◆ What needs to be done ◆
Locate every line in the records below that holds the word "настоящего" and return each one.

◆ Dataset entries ◆
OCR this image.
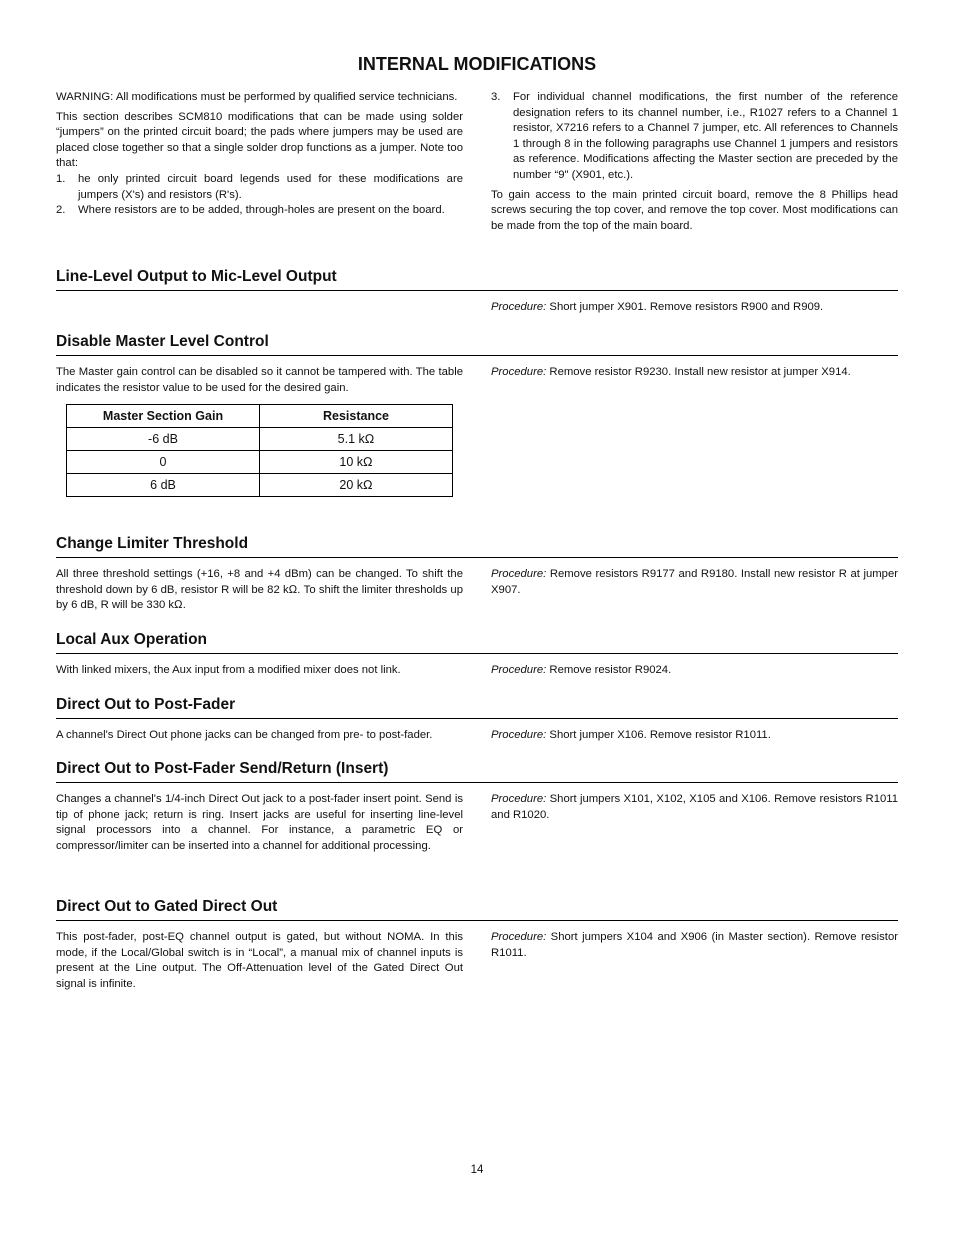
INTERNAL MODIFICATIONS

WARNING: All modifications must be performed by qualified service technicians.

This section describes SCM810 modifications that can be made using solder “jumpers” on the printed circuit board; the pads where jumpers may be used are placed close together so that a single solder drop functions as a jumper. Note too that:

1.	he only printed circuit board legends used for these modifications are jumpers (X's) and resistors (R's).
2.	Where resistors are to be added, through-holes are present on the board.
3.	For individual channel modifications, the first number of the reference designation refers to its channel number, i.e., R1027 refers to a Channel 1 resistor, X7216 refers to a Channel 7 jumper, etc. All references to Channels 1 through 8 in the following paragraphs use Channel 1 jumpers and resistors as reference. Modifications affecting the Master section are preceded by the number “9" (X901, etc.).

To gain access to the main printed circuit board, remove the 8 Phillips head screws securing the top cover, and remove the top cover. Most modifications can be made from the top of the main board.

Line-Level Output to Mic-Level Output

Procedure: Short jumper X901. Remove resistors R900 and R909.

Disable Master Level Control

The Master gain control can be disabled so it cannot be tampered with. The table indicates the resistor value to be used for the desired gain.

Master Section Gain	Resistance
-6 dB	5.1 kΩ
0	10 kΩ
6 dB	20 kΩ

Procedure: Remove resistor R9230. Install new resistor at jumper X914.

Change Limiter Threshold

All three threshold settings (+16, +8 and +4 dBm) can be changed. To shift the threshold down by 6 dB, resistor R will be 82 kΩ. To shift the limiter thresholds up by 6 dB, R will be 330 kΩ.

Procedure: Remove resistors R9177 and R9180. Install new resistor R at jumper X907.

Local Aux Operation

With linked mixers, the Aux input from a modified mixer does not link.	Procedure: Remove resistor R9024.

Direct Out to Post-Fader

A channel's Direct Out phone jacks can be changed from pre- to post-fader.	Procedure: Short jumper X106. Remove resistor R1011.

Direct Out to Post-Fader Send/Return (Insert)

Changes a channel's 1/4-inch Direct Out jack to a post-fader insert point. Send is tip of phone jack; return is ring. Insert jacks are useful for inserting line-level signal processors into a channel. For instance, a parametric EQ or compressor/limiter can be inserted into a channel for additional processing.

Procedure: Short jumpers X101, X102, X105 and X106. Remove resistors R1011 and R1020.

Direct Out to Gated Direct Out

This post-fader, post-EQ channel output is gated, but without NOMA. In this mode, if the Local/Global switch is in “Local”, a manual mix of channel inputs is present at the Line output. The Off-Attenuation level of the Gated Direct Out signal is infinite.

Procedure: Short jumpers X104 and X906 (in Master section). Remove resistor R1011.

14
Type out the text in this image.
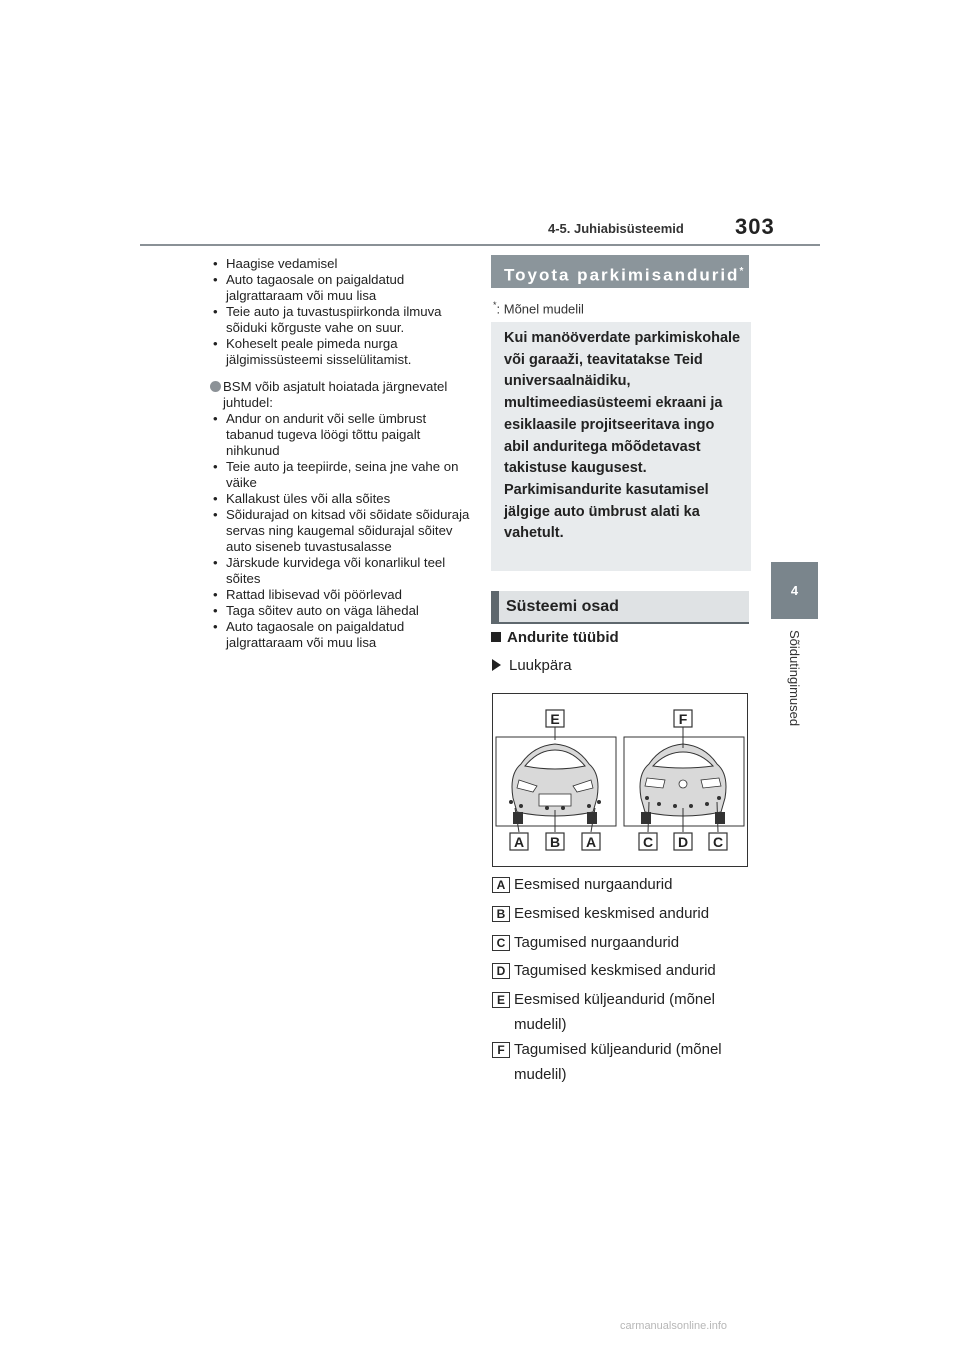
4-5. Juhiabisüsteemid 303
4
Sõidutingimused
• Haagise vedamisel
• Auto tagaosale on paigaldatud jalgrattaraam või muu lisa
• Teie auto ja tuvastuspiirkonda ilmuva sõiduki kõrguste vahe on suur.
• Koheselt peale pimeda nurga jälgimissüsteemi sisselülitamist.
BSM võib asjatult hoiatada järgnevatel juhtudel:
• Andur on andurit või selle ümbrust tabanud tugeva löögi tõttu paigalt nihkunud
• Teie auto ja teepiirde, seina jne vahe on väike
• Kallakust üles või alla sõites
• Sõidurajad on kitsad või sõidate sõiduraja servas ning kaugemal sõidurajal sõitev auto siseneb tuvastusalasse
• Järskude kurvidega või konarlikul teel sõites
• Rattad libisevad või pöörlevad
• Taga sõitev auto on väga lähedal
• Auto tagaosale on paigaldatud jalgrattaraam või muu lisa
Toyota parkimisandurid*
*: Mõnel mudelil
Kui manööverdate parkimiskohale või garaaži, teavitatakse Teid universaalnäidiku, multimeediasüsteemi ekraani ja esiklaasile projitseeritava ingo abil anduritega mõõdetavast takistuse kaugusest. Parkimisandurite kasutamisel jälgige auto ümbrust alati ka vahetult.
Süsteemi osad
Andurite tüübid
Luukpära
E	F
A B A	C D C
A Eesmised nurgaandurid
B Eesmised keskmised andurid
C Tagumised nurgaandurid
D Tagumised keskmised andurid
E Eesmised küljeandurid (mõnel mudelil)
F Tagumised küljeandurid (mõnel mudelil)
carmanualsonline.info
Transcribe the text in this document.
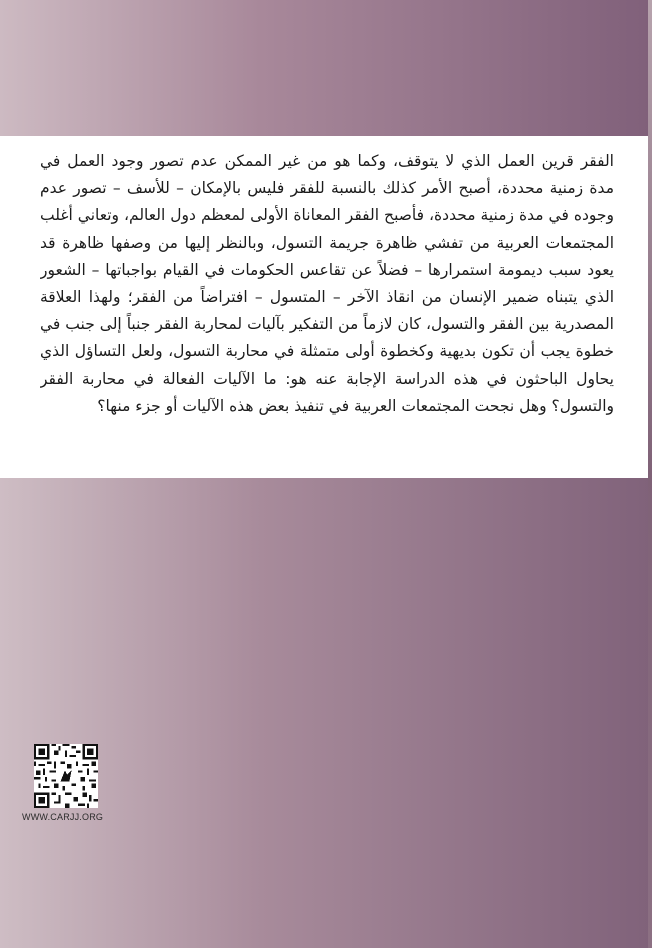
الفقر قرين العمل الذي لا يتوقف، وكما هو من غير الممكن عدم تصور وجود العمل في
مدة زمنية محددة، أصبح الأمر كذلك بالنسبة للفقر فليس بالإمكان – للأسف – تصور عدم
وجوده في مدة زمنية محددة، فأصبح الفقر المعاناة الأولى لمعظم دول العالم، وتعاني أغلب
المجتمعات العربية من تفشي ظاهرة جريمة التسول، وبالنظر إليها من وصفها ظاهرة قد
يعود سبب ديمومة استمرارها – فضلاً عن تقاعس الحكومات في القيام بواجباتها – الشعور
الذي يتبناه ضمير الإنسان من انقاذ الآخر – المتسول – افتراضاً من الفقر؛ ولهذا العلاقة
المصدرية بين الفقر والتسول، كان لازماً من التفكير بآليات لمحاربة الفقر جنباً إلى جنب في
خطوة يجب أن تكون بديهية وكخطوة أولى متمثلة في محاربة التسول، ولعل التساؤل الذي
يحاول الباحثون في هذه الدراسة الإجابة عنه هو: ما الآليات الفعالة في محاربة الفقر
والتسول؟ وهل نجحت المجتمعات العربية في تنفيذ بعض هذه الآليات أو جزء منها؟
WWW.CARJJ.ORG
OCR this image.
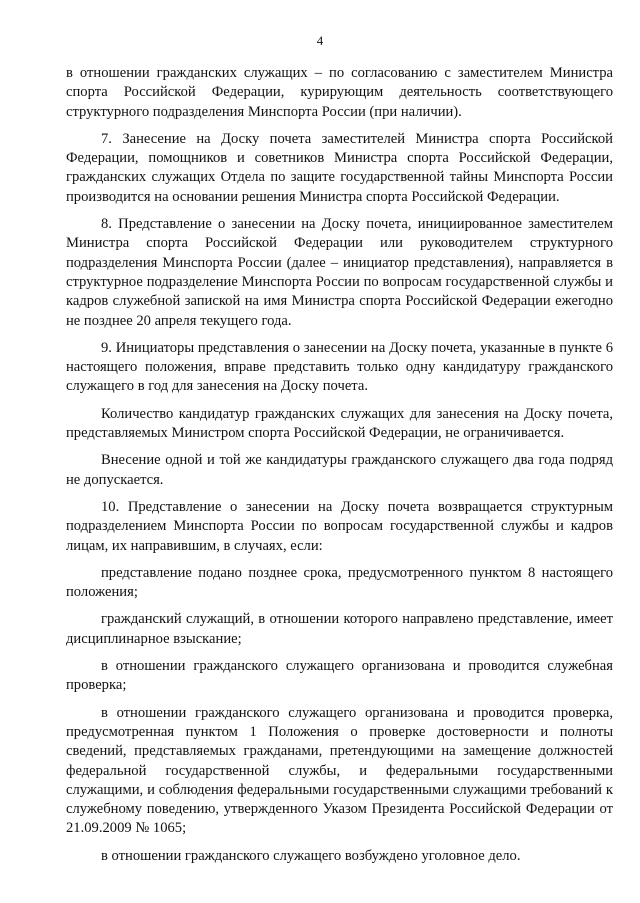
4

в отношении гражданских служащих – по согласованию с заместителем Министра спорта Российской Федерации, курирующим деятельность соответствующего структурного подразделения Минспорта России (при наличии).

7. Занесение на Доску почета заместителей Министра спорта Российской Федерации, помощников и советников Министра спорта Российской Федерации, гражданских служащих Отдела по защите государственной тайны Минспорта России производится на основании решения Министра спорта Российской Федерации.

8. Представление о занесении на Доску почета, инициированное заместителем Министра спорта Российской Федерации или руководителем структурного подразделения Минспорта России (далее – инициатор представления), направляется в структурное подразделение Минспорта России по вопросам государственной службы и кадров служебной запиской на имя Министра спорта Российской Федерации ежегодно не позднее 20 апреля текущего года.

9. Инициаторы представления о занесении на Доску почета, указанные в пункте 6 настоящего положения, вправе представить только одну кандидатуру гражданского служащего в год для занесения на Доску почета.

Количество кандидатур гражданских служащих для занесения на Доску почета, представляемых Министром спорта Российской Федерации, не ограничивается.

Внесение одной и той же кандидатуры гражданского служащего два года подряд не допускается.

10. Представление о занесении на Доску почета возвращается структурным подразделением Минспорта России по вопросам государственной службы и кадров лицам, их направившим, в случаях, если:

представление подано позднее срока, предусмотренного пунктом 8 настоящего положения;

гражданский служащий, в отношении которого направлено представление, имеет дисциплинарное взыскание;

в отношении гражданского служащего организована и проводится служебная проверка;

в отношении гражданского служащего организована и проводится проверка, предусмотренная пунктом 1 Положения о проверке достоверности и полноты сведений, представляемых гражданами, претендующими на замещение должностей федеральной государственной службы, и федеральными государственными служащими, и соблюдения федеральными государственными служащими требований к служебному поведению, утвержденного Указом Президента Российской Федерации от 21.09.2009 № 1065;

в отношении гражданского служащего возбуждено уголовное дело.
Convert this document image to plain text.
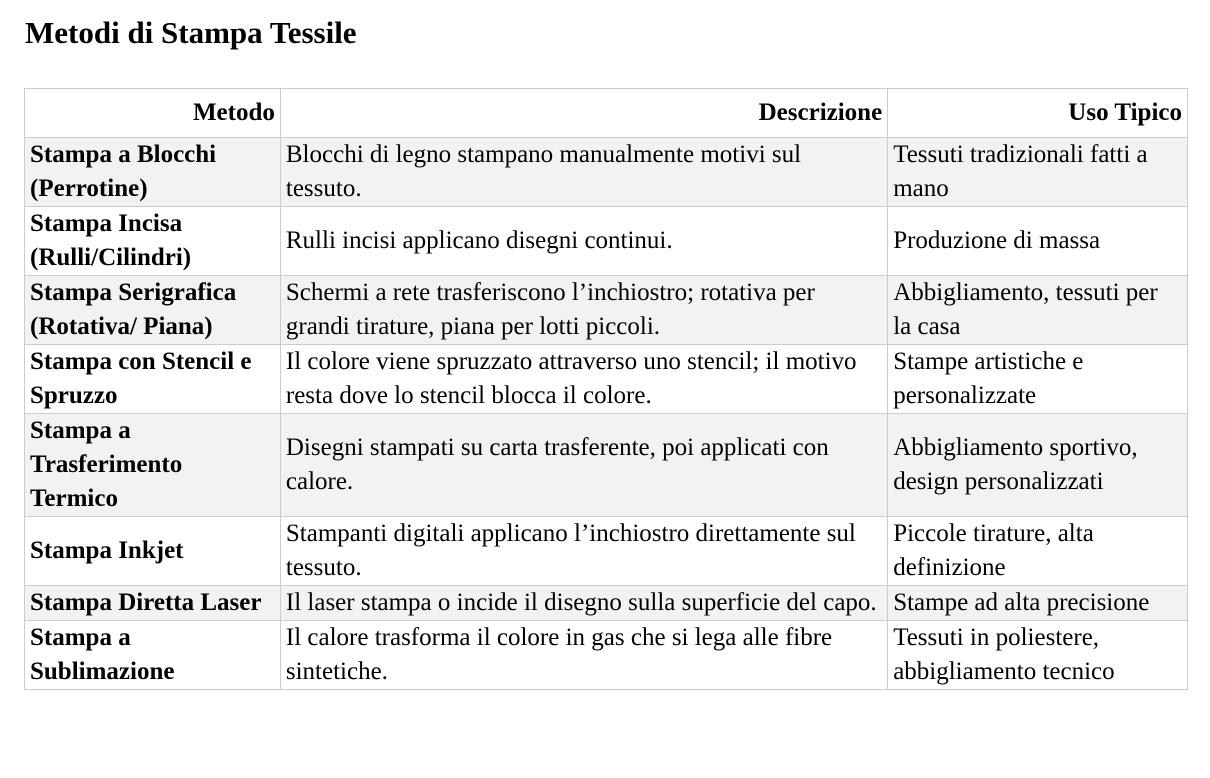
Metodi di Stampa Tessile
Metodo	Descrizione	Uso Tipico
Stampa a Blocchi (Perrotine)	Blocchi di legno stampano manualmente motivi sul tessuto.	Tessuti tradizionali fatti a mano
Stampa Incisa (Rulli/Cilindri)	Rulli incisi applicano disegni continui.	Produzione di massa
Stampa Serigrafica (Rotativa/ Piana)	Schermi a rete trasferiscono l’inchiostro; rotativa per grandi tirature, piana per lotti piccoli.	Abbigliamento, tessuti per la casa
Stampa con Stencil e Spruzzo	Il colore viene spruzzato attraverso uno stencil; il motivo resta dove lo stencil blocca il colore.	Stampe artistiche e personalizzate
Stampa a Trasferimento Termico	Disegni stampati su carta trasferente, poi applicati con calore.	Abbigliamento sportivo, design personalizzati
Stampa Inkjet	Stampanti digitali applicano l’inchiostro direttamente sul tessuto.	Piccole tirature, alta definizione
Stampa Diretta Laser	Il laser stampa o incide il disegno sulla superficie del capo.	Stampe ad alta precisione
Stampa a Sublimazione	Il calore trasforma il colore in gas che si lega alle fibre sintetiche.	Tessuti in poliestere, abbigliamento tecnico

◆ Output below ◆
9. Инициаторы представления о занесении на Доску почета, указанные в пункте 6 настоящего положения, вправе представить только одну кандидатуру гражданского служащего в год для занесения на Доску почета.
представление подано позднее срока, предусмотренного пунктом 8 настоящего положения;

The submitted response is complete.